Goal of the exercise:
Read the data and repeat it in full, exactly.

===== Supplied data

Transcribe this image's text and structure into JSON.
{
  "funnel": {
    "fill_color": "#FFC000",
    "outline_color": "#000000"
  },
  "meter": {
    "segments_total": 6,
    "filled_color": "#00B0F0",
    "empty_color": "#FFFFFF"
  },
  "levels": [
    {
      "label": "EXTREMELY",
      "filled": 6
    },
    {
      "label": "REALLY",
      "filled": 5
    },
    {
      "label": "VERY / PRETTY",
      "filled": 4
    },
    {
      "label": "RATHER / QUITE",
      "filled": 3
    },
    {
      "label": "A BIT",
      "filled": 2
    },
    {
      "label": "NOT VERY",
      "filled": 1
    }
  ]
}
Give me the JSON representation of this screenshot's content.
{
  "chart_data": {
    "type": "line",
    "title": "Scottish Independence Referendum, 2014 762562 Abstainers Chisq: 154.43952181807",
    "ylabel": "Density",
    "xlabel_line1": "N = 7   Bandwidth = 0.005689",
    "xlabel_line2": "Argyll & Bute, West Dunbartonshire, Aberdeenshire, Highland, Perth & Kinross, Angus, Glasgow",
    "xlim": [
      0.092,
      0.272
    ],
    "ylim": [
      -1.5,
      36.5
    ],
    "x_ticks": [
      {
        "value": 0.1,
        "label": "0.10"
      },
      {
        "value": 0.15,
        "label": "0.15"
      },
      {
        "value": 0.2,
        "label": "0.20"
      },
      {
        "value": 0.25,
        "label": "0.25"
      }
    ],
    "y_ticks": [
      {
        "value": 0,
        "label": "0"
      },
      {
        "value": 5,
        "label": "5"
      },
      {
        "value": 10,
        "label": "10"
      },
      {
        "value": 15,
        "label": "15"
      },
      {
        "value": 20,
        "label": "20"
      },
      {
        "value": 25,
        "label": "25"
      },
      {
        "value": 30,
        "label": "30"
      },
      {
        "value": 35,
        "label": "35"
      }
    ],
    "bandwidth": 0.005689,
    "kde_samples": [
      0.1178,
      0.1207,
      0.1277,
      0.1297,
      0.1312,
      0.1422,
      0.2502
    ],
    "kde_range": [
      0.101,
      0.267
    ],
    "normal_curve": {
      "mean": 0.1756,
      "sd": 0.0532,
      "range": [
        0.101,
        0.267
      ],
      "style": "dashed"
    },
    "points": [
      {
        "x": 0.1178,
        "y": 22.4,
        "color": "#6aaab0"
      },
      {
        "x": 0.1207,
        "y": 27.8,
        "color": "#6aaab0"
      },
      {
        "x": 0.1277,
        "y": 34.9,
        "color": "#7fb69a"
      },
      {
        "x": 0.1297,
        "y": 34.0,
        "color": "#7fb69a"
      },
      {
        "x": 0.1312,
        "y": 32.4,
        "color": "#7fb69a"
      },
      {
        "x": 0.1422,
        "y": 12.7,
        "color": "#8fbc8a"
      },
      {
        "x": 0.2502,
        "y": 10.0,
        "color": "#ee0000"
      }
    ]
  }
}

==========

Output for this task:
Transcribe this image's text and structure into JSON.
{
  "funnel": {
    "fill_color": "#FFC000",
    "outline_color": "#000000"
  },
  "meter": {
    "segments_total": 6,
    "filled_color": "#00B0F0",
    "empty_color": "#FFFFFF"
  },
  "levels": [
    {
      "label": "EXTREMELY",
      "filled": 6
    },
    {
      "label": "REALLY",
      "filled": 5
    },
    {
      "label": "VERY / PRETTY",
      "filled": 4
    },
    {
      "label": "RATHER / QUITE",
      "filled": 3
    },
    {
      "label": "A BIT",
      "filled": 2
    },
    {
      "label": "NOT VERY",
      "filled": 1
    }
  ]
}
Give me the JSON representation of this screenshot's content.
{
  "chart_data": {
    "type": "line",
    "title": "Scottish Independence Referendum, 2014 762562 Abstainers Chisq: 154.43952181807",
    "ylabel": "Density",
    "xlabel_line1": "N = 7   Bandwidth = 0.005689",
    "xlabel_line2": "Argyll & Bute, West Dunbartonshire, Aberdeenshire, Highland, Perth & Kinross, Angus, Glasgow",
    "xlim": [
      0.092,
      0.272
    ],
    "ylim": [
      -1.5,
      36.5
    ],
    "x_ticks": [
      {
        "value": 0.1,
        "label": "0.10"
      },
      {
        "value": 0.15,
        "label": "0.15"
      },
      {
        "value": 0.2,
        "label": "0.20"
      },
      {
        "value": 0.25,
        "label": "0.25"
      }
    ],
    "y_ticks": [
      {
        "value": 0,
        "label": "0"
      },
      {
        "value": 5,
        "label": "5"
      },
      {
        "value": 10,
        "label": "10"
      },
      {
        "value": 15,
        "label": "15"
      },
      {
        "value": 20,
        "label": "20"
      },
      {
        "value": 25,
        "label": "25"
      },
      {
        "value": 30,
        "label": "30"
      },
      {
        "value": 35,
        "label": "35"
      }
    ],
    "bandwidth": 0.005689,
    "kde_samples": [
      0.1178,
      0.1207,
      0.1277,
      0.1297,
      0.1312,
      0.1422,
      0.2502
    ],
    "kde_range": [
      0.101,
      0.267
    ],
    "normal_curve": {
      "mean": 0.1756,
      "sd": 0.0532,
      "range": [
        0.101,
        0.267
      ],
      "style": "dashed"
    },
    "points": [
      {
        "x": 0.1178,
        "y": 22.4,
        "color": "#6aaab0"
      },
      {
        "x": 0.1207,
        "y": 27.8,
        "color": "#6aaab0"
      },
      {
        "x": 0.1277,
        "y": 34.9,
        "color": "#7fb69a"
      },
      {
        "x": 0.1297,
        "y": 34.0,
        "color": "#7fb69a"
      },
      {
        "x": 0.1312,
        "y": 32.4,
        "color": "#7fb69a"
      },
      {
        "x": 0.1422,
        "y": 12.7,
        "color": "#8fbc8a"
      },
      {
        "x": 0.2502,
        "y": 10.0,
        "color": "#ee0000"
      }
    ]
  }
}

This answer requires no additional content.